EXTRACTO DE LA FUENTE ::
No es mala película, El funeral. Sale Christopher Walken, y Benicio del Toro, y el malogrado Chris Penn, que son actores que ya nacieron con cara de mafiosos, y que se mueven en estos argumentos como peces en el agua putrefacta. Pero nada, después de Los Soprano, volverá a ser lo mismo en el género: ni la tragicomedia, ni los estallidos de cólera, ni los crímenes sorpresivos… El funeral, con sólo dieciséis añitos de vida, se nos ha quedado vieja. Pretende impresionarnos con su dureza, con su bestialidad, con sus diálogos sobre la conciencia y el correcto proceder de los sicarios.  Pero estos tíos, en comparación con la banda de Tony Soprano, no pasan de ser unas nenazas. Los seguidores del género nos hemos hecho mayores, y tenemos el alma recubierta de callo.

Rescato de El funeral este diálogo mantenido entre Vincent Gallo y su matón:
       - Necesitamos algo que nos distraiga, y sólo tenemos libros. Quizá la radio, y el cine, nos mantienen vivos. ¿Crees que la vida tiene mucho sentido sin las películas?
     - Yo creo que vas a ir al infierno, por hablar así.

LISTADO DE DATOS ::
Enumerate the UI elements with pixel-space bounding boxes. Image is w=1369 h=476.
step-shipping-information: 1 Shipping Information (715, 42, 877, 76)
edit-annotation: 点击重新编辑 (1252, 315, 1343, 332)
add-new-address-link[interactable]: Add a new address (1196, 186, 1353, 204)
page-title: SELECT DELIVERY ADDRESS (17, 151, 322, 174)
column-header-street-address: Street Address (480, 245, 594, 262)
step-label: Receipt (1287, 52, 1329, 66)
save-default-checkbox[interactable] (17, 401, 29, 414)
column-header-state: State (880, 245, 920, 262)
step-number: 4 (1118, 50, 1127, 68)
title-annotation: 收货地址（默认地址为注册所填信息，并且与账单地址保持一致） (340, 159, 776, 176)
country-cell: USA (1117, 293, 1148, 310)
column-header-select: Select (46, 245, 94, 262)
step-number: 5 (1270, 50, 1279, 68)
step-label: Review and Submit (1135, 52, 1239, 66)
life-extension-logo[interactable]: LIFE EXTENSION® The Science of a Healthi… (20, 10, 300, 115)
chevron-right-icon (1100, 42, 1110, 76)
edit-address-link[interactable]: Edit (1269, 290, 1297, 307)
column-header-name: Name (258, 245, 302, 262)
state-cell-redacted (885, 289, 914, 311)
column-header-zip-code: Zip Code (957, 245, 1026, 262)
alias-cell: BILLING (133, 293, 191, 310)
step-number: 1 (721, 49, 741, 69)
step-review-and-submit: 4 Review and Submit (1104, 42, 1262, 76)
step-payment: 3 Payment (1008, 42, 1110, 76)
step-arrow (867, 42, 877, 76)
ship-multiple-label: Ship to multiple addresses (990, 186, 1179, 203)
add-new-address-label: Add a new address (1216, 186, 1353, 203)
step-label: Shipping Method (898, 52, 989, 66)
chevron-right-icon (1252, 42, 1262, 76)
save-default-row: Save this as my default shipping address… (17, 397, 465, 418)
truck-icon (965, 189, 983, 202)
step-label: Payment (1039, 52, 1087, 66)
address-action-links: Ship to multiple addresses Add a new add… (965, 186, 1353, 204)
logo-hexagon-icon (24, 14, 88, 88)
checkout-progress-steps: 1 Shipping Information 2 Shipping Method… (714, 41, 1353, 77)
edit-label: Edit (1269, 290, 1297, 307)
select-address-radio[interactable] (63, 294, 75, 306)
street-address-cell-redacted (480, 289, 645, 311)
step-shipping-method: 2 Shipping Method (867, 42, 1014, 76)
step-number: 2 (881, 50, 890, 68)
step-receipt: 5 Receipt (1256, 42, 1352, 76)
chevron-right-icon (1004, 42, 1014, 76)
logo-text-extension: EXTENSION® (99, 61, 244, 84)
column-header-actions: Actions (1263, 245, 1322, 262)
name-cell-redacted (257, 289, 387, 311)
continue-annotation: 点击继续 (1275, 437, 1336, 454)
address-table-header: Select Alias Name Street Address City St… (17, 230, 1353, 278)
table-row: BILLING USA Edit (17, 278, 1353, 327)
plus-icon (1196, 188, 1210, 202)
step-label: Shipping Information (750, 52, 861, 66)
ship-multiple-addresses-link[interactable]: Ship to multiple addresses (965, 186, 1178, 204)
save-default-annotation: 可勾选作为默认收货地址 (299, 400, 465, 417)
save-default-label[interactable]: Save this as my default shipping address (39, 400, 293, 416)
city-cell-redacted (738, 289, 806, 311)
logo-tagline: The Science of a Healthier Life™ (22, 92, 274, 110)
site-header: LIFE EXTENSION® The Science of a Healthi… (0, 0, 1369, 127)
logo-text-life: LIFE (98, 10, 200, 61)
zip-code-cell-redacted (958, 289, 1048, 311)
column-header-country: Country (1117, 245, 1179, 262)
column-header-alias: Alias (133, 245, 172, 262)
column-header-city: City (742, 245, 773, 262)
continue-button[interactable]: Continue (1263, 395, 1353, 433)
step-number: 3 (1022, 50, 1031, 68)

TAREAS ::
(1) Según el extracto de la fuente, ¿cuántos años de vida tiene la película El funeral?
(2) Pasa al inglés esta oración del extracto de la fuente: «Los seguidores del género nos hemos hecho mayores, y tenemos el alma recubierta de callo.»

SOLUCIONES ::
(1) Dieciséis años.

(2) Those of us who follow the genre have grown older, and our souls are covered in calluses.